- **Stated exercise**: Reproduce all of the listing below without alteration.

[BEGIN Data listing]

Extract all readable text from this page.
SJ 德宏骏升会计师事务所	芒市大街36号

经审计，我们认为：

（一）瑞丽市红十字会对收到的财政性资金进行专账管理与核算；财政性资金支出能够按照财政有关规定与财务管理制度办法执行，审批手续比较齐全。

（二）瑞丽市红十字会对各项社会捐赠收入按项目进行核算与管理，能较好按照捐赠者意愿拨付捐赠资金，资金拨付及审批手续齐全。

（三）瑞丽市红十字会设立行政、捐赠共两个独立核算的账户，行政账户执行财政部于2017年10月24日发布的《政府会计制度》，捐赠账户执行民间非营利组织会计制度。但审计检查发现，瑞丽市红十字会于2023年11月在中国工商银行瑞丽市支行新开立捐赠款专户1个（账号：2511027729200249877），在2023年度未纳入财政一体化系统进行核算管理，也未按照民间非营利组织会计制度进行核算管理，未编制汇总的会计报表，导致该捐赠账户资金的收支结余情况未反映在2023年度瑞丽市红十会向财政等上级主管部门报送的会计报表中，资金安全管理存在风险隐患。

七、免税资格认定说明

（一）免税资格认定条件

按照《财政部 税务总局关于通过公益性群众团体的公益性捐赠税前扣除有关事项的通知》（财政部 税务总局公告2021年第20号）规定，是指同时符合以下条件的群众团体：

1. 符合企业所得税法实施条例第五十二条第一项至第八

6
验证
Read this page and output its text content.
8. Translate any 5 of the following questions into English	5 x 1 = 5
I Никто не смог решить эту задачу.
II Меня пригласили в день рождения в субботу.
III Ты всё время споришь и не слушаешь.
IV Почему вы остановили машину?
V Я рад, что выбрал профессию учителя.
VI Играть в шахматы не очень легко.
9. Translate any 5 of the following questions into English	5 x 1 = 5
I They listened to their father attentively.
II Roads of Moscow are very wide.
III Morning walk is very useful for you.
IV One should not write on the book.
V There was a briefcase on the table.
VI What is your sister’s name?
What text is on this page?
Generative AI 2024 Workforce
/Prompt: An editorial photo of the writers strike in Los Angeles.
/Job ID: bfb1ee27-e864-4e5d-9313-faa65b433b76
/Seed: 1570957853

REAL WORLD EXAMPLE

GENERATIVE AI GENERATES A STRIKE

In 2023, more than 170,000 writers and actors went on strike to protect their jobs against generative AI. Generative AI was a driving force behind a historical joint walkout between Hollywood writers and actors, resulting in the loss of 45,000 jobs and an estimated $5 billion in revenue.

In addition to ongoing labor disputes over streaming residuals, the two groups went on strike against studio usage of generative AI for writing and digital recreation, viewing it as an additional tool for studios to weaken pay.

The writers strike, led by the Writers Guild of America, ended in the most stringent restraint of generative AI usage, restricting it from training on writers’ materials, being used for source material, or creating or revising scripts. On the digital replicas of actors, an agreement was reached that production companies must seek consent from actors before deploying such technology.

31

[END Data listing]

- **Written answer**:
Extract all readable text from this page.
SJ 德宏骏升会计师事务所	芒市大街36号

经审计，我们认为：

（一）瑞丽市红十字会对收到的财政性资金进行专账管理与核算；财政性资金支出能够按照财政有关规定与财务管理制度办法执行，审批手续比较齐全。

（二）瑞丽市红十字会对各项社会捐赠收入按项目进行核算与管理，能较好按照捐赠者意愿拨付捐赠资金，资金拨付及审批手续齐全。

（三）瑞丽市红十字会设立行政、捐赠共两个独立核算的账户，行政账户执行财政部于2017年10月24日发布的《政府会计制度》，捐赠账户执行民间非营利组织会计制度。但审计检查发现，瑞丽市红十字会于2023年11月在中国工商银行瑞丽市支行新开立捐赠款专户1个（账号：2511027729200249877），在2023年度未纳入财政一体化系统进行核算管理，也未按照民间非营利组织会计制度进行核算管理，未编制汇总的会计报表，导致该捐赠账户资金的收支结余情况未反映在2023年度瑞丽市红十会向财政等上级主管部门报送的会计报表中，资金安全管理存在风险隐患。

七、免税资格认定说明

（一）免税资格认定条件

按照《财政部 税务总局关于通过公益性群众团体的公益性捐赠税前扣除有关事项的通知》（财政部 税务总局公告2021年第20号）规定，是指同时符合以下条件的群众团体：

1. 符合企业所得税法实施条例第五十二条第一项至第八

6
验证
Read this page and output its text content.
8. Translate any 5 of the following questions into English	5 x 1 = 5
I Никто не смог решить эту задачу.
II Меня пригласили в день рождения в субботу.
III Ты всё время споришь и не слушаешь.
IV Почему вы остановили машину?
V Я рад, что выбрал профессию учителя.
VI Играть в шахматы не очень легко.
9. Translate any 5 of the following questions into English	5 x 1 = 5
I They listened to their father attentively.
II Roads of Moscow are very wide.
III Morning walk is very useful for you.
IV One should not write on the book.
V There was a briefcase on the table.
VI What is your sister’s name?
What text is on this page?
Generative AI 2024 Workforce
/Prompt: An editorial photo of the writers strike in Los Angeles.
/Job ID: bfb1ee27-e864-4e5d-9313-faa65b433b76
/Seed: 1570957853

REAL WORLD EXAMPLE

GENERATIVE AI GENERATES A STRIKE

In 2023, more than 170,000 writers and actors went on strike to protect their jobs against generative AI. Generative AI was a driving force behind a historical joint walkout between Hollywood writers and actors, resulting in the loss of 45,000 jobs and an estimated $5 billion in revenue.

In addition to ongoing labor disputes over streaming residuals, the two groups went on strike against studio usage of generative AI for writing and digital recreation, viewing it as an additional tool for studios to weaken pay.

The writers strike, led by the Writers Guild of America, ended in the most stringent restraint of generative AI usage, restricting it from training on writers’ materials, being used for source material, or creating or revising scripts. On the digital replicas of actors, an agreement was reached that production companies must seek consent from actors before deploying such technology.

31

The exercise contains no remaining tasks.